**DIRECTIONS**
In your copy, repeat the records exactly and leave out the pictures.

Begin RECORDS SUPPLIED

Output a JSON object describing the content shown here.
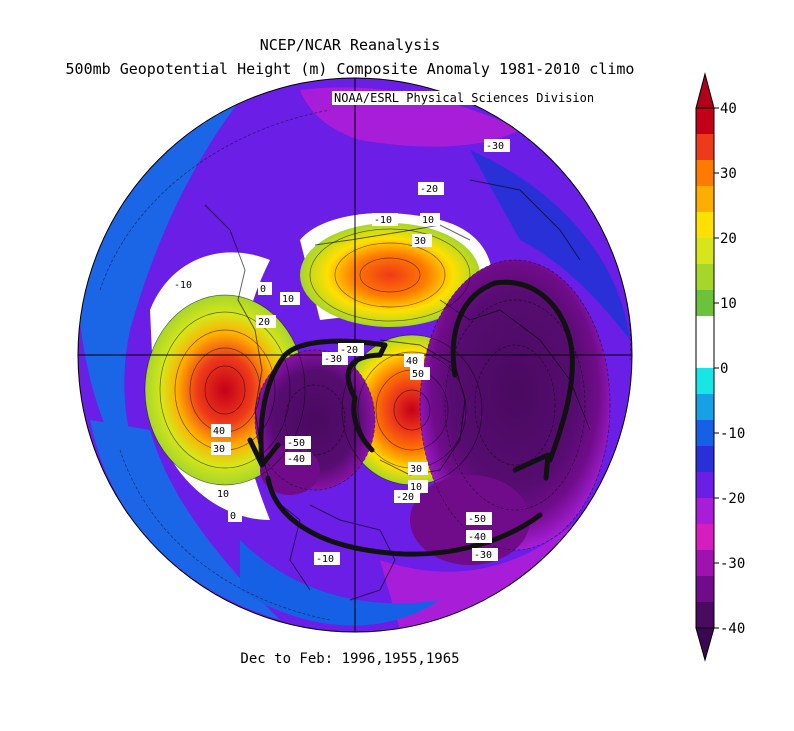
{
  "header": {
    "line1": "NCEP/NCAR Reanalysis",
    "line2": "500mb Geopotential Height (m) Composite Anomaly 1981-2010 climo",
    "credit": "NOAA/ESRL Physical Sciences Division"
  },
  "caption": "Dec to Feb: 1996,1955,1965",
  "colorbar": {
    "ticks": [
      "40",
      "30",
      "20",
      "10",
      "0",
      "-10",
      "-20",
      "-30",
      "-40"
    ],
    "bands": [
      "#c40018",
      "#ee3a1a",
      "#ff7a00",
      "#ffae00",
      "#ffe000",
      "#d6e61a",
      "#a6d62a",
      "#6cc23a",
      "#ffffff",
      "#ffffff",
      "#16e6e6",
      "#16a0e6",
      "#1660e6",
      "#2a30d8",
      "#6a1ee6",
      "#a81ed8",
      "#d61ec0",
      "#a012b0",
      "#700c8a",
      "#4a0a60"
    ]
  },
  "map_labels": [
    {
      "text": "-30"
    },
    {
      "text": "-20"
    },
    {
      "text": "-10"
    },
    {
      "text": "10"
    },
    {
      "text": "30"
    },
    {
      "text": "-10"
    },
    {
      "text": "0"
    },
    {
      "text": "10"
    },
    {
      "text": "20"
    },
    {
      "text": "-20"
    },
    {
      "text": "-30"
    },
    {
      "text": "40"
    },
    {
      "text": "50"
    },
    {
      "text": "40"
    },
    {
      "text": "30"
    },
    {
      "text": "10"
    },
    {
      "text": "0"
    },
    {
      "text": "-50"
    },
    {
      "text": "-40"
    },
    {
      "text": "30"
    },
    {
      "text": "10"
    },
    {
      "text": "-20"
    },
    {
      "text": "-50"
    },
    {
      "text": "-40"
    },
    {
      "text": "-30"
    },
    {
      "text": "-10"
    }
  ]
}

End RECORDS SUPPLIED

**CORRECT OUTPUT**
Output a JSON object describing the content shown here.
{
  "header": {
    "line1": "NCEP/NCAR Reanalysis",
    "line2": "500mb Geopotential Height (m) Composite Anomaly 1981-2010 climo",
    "credit": "NOAA/ESRL Physical Sciences Division"
  },
  "caption": "Dec to Feb: 1996,1955,1965",
  "colorbar": {
    "ticks": [
      "40",
      "30",
      "20",
      "10",
      "0",
      "-10",
      "-20",
      "-30",
      "-40"
    ],
    "bands": [
      "#c40018",
      "#ee3a1a",
      "#ff7a00",
      "#ffae00",
      "#ffe000",
      "#d6e61a",
      "#a6d62a",
      "#6cc23a",
      "#ffffff",
      "#ffffff",
      "#16e6e6",
      "#16a0e6",
      "#1660e6",
      "#2a30d8",
      "#6a1ee6",
      "#a81ed8",
      "#d61ec0",
      "#a012b0",
      "#700c8a",
      "#4a0a60"
    ]
  },
  "map_labels": [
    {
      "text": "-30"
    },
    {
      "text": "-20"
    },
    {
      "text": "-10"
    },
    {
      "text": "10"
    },
    {
      "text": "30"
    },
    {
      "text": "-10"
    },
    {
      "text": "0"
    },
    {
      "text": "10"
    },
    {
      "text": "20"
    },
    {
      "text": "-20"
    },
    {
      "text": "-30"
    },
    {
      "text": "40"
    },
    {
      "text": "50"
    },
    {
      "text": "40"
    },
    {
      "text": "30"
    },
    {
      "text": "10"
    },
    {
      "text": "0"
    },
    {
      "text": "-50"
    },
    {
      "text": "-40"
    },
    {
      "text": "30"
    },
    {
      "text": "10"
    },
    {
      "text": "-20"
    },
    {
      "text": "-50"
    },
    {
      "text": "-40"
    },
    {
      "text": "-30"
    },
    {
      "text": "-10"
    }
  ]
}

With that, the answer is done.